Aim of the exercise:
Copy the data word for word, keeping every line.

[BEGIN Input]

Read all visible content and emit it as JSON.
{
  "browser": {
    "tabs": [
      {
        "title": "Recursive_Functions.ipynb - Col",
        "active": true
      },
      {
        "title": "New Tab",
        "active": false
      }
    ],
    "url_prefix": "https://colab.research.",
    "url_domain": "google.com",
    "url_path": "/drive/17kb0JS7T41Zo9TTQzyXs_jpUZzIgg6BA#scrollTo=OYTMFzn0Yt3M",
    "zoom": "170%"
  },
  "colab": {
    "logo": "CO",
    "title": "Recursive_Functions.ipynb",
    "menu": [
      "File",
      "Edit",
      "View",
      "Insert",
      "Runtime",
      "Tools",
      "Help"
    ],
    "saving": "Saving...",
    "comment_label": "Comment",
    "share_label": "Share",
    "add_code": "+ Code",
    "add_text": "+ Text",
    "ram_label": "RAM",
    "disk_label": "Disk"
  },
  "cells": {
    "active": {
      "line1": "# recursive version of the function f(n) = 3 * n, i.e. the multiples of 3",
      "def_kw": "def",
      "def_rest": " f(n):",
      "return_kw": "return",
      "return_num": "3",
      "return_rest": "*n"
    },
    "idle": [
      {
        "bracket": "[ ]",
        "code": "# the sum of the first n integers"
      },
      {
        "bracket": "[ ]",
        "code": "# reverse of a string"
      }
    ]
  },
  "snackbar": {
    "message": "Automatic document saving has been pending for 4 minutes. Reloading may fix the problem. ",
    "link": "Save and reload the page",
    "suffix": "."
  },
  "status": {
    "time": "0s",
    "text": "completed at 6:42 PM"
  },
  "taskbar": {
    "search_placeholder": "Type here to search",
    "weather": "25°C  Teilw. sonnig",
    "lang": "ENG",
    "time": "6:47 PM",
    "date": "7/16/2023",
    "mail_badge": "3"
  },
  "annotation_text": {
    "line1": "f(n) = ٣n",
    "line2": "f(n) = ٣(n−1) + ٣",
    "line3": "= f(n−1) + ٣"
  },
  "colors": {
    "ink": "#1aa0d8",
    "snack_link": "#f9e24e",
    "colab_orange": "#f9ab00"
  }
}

[END Input]

The answer:
Read all visible content and emit it as JSON.
{
  "browser": {
    "tabs": [
      {
        "title": "Recursive_Functions.ipynb - Col",
        "active": true
      },
      {
        "title": "New Tab",
        "active": false
      }
    ],
    "url_prefix": "https://colab.research.",
    "url_domain": "google.com",
    "url_path": "/drive/17kb0JS7T41Zo9TTQzyXs_jpUZzIgg6BA#scrollTo=OYTMFzn0Yt3M",
    "zoom": "170%"
  },
  "colab": {
    "logo": "CO",
    "title": "Recursive_Functions.ipynb",
    "menu": [
      "File",
      "Edit",
      "View",
      "Insert",
      "Runtime",
      "Tools",
      "Help"
    ],
    "saving": "Saving...",
    "comment_label": "Comment",
    "share_label": "Share",
    "add_code": "+ Code",
    "add_text": "+ Text",
    "ram_label": "RAM",
    "disk_label": "Disk"
  },
  "cells": {
    "active": {
      "line1": "# recursive version of the function f(n) = 3 * n, i.e. the multiples of 3",
      "def_kw": "def",
      "def_rest": " f(n):",
      "return_kw": "return",
      "return_num": "3",
      "return_rest": "*n"
    },
    "idle": [
      {
        "bracket": "[ ]",
        "code": "# the sum of the first n integers"
      },
      {
        "bracket": "[ ]",
        "code": "# reverse of a string"
      }
    ]
  },
  "snackbar": {
    "message": "Automatic document saving has been pending for 4 minutes. Reloading may fix the problem. ",
    "link": "Save and reload the page",
    "suffix": "."
  },
  "status": {
    "time": "0s",
    "text": "completed at 6:42 PM"
  },
  "taskbar": {
    "search_placeholder": "Type here to search",
    "weather": "25°C  Teilw. sonnig",
    "lang": "ENG",
    "time": "6:47 PM",
    "date": "7/16/2023",
    "mail_badge": "3"
  },
  "annotation_text": {
    "line1": "f(n) = ٣n",
    "line2": "f(n) = ٣(n−1) + ٣",
    "line3": "= f(n−1) + ٣"
  },
  "colors": {
    "ink": "#1aa0d8",
    "snack_link": "#f9e24e",
    "colab_orange": "#f9ab00"
  }
}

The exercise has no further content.